> [DESCRIPTION OF THE TASK] Return every line of the data below that includes the string "structured".

[Extracted records]
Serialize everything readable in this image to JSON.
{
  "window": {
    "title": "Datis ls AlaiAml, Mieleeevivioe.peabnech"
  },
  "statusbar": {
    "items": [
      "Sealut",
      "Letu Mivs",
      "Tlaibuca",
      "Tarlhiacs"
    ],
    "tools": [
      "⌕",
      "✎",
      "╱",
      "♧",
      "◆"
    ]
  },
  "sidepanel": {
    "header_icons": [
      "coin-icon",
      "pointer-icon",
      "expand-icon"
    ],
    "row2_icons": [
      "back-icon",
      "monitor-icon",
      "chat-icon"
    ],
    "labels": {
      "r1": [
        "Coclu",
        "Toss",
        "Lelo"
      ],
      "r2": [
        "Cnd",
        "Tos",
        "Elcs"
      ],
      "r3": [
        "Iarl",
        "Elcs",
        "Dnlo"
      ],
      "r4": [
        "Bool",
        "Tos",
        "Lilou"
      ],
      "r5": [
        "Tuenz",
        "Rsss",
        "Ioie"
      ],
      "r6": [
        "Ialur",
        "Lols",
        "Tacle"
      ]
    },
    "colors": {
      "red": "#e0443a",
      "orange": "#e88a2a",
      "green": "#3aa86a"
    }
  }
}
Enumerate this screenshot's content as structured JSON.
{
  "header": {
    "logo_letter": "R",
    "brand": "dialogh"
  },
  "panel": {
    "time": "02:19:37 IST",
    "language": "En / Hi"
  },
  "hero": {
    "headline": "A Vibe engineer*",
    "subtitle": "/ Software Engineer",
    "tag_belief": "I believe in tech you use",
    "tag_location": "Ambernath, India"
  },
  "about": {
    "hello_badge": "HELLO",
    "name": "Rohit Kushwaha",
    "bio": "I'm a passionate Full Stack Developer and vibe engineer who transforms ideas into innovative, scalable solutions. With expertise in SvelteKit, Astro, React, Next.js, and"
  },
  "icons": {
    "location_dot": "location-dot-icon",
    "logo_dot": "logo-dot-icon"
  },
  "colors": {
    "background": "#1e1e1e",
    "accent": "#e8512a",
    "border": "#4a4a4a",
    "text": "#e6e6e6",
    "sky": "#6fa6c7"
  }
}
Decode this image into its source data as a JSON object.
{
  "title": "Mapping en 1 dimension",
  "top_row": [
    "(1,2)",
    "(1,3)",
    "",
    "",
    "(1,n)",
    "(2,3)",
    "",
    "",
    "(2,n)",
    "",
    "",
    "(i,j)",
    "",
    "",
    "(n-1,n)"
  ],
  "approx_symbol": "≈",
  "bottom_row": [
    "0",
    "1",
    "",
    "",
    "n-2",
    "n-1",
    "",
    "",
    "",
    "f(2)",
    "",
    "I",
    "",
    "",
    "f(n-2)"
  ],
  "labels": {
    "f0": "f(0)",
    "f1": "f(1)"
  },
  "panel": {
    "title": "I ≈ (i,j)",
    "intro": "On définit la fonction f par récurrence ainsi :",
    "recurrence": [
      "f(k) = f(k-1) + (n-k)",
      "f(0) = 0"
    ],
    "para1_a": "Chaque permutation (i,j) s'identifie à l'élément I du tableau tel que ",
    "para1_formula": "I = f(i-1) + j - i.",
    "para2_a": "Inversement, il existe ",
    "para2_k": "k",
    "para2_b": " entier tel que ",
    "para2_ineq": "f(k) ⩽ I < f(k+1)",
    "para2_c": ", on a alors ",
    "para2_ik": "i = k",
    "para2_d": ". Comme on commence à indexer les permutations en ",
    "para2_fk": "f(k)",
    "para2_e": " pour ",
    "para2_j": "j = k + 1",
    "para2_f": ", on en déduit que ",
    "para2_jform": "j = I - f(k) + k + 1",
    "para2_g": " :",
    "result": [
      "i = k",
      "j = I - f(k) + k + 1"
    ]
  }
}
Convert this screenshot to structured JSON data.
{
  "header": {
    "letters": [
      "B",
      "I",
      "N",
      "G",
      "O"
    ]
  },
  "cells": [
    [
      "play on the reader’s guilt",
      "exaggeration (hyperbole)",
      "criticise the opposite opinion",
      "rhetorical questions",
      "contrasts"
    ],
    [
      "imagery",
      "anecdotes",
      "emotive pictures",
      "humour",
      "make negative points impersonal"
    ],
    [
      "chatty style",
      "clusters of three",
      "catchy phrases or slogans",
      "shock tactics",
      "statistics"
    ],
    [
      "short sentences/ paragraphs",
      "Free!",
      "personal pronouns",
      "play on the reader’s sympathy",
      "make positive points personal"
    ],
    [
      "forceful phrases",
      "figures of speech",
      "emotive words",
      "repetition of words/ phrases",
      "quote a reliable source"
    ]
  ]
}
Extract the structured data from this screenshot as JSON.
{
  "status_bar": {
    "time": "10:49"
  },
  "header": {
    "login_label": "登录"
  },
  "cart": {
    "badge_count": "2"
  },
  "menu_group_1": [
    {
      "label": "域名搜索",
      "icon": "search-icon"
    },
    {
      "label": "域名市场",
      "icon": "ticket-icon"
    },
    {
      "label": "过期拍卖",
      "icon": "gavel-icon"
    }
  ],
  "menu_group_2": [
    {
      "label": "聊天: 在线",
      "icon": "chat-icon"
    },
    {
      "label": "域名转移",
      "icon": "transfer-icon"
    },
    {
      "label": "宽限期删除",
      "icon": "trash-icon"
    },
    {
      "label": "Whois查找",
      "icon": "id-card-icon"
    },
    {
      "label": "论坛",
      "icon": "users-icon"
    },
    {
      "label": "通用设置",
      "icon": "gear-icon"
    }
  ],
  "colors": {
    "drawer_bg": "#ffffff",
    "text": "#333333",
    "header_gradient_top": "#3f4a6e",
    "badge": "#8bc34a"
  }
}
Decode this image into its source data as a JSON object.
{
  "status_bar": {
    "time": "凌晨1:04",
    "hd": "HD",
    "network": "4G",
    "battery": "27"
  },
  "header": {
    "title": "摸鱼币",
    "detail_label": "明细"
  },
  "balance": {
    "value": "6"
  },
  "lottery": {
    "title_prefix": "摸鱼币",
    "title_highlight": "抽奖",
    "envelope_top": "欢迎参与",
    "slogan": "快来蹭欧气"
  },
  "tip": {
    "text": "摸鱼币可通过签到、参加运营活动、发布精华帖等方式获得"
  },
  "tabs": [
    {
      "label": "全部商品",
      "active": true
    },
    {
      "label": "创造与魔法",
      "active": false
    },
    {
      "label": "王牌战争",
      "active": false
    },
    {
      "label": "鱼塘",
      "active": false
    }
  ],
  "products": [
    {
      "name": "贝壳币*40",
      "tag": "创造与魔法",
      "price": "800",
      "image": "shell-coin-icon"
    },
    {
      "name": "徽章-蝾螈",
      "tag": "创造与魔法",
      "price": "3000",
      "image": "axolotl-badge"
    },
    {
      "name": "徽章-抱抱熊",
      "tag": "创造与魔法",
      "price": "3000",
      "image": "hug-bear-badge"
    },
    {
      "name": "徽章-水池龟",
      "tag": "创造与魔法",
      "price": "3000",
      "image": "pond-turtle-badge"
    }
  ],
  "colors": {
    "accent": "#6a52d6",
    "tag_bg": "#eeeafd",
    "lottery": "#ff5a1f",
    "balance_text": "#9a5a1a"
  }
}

> [SOLVED PROBLEM]
Enumerate this screenshot's content as structured JSON.
Convert this screenshot to structured JSON data.
Extract the structured data from this screenshot as JSON.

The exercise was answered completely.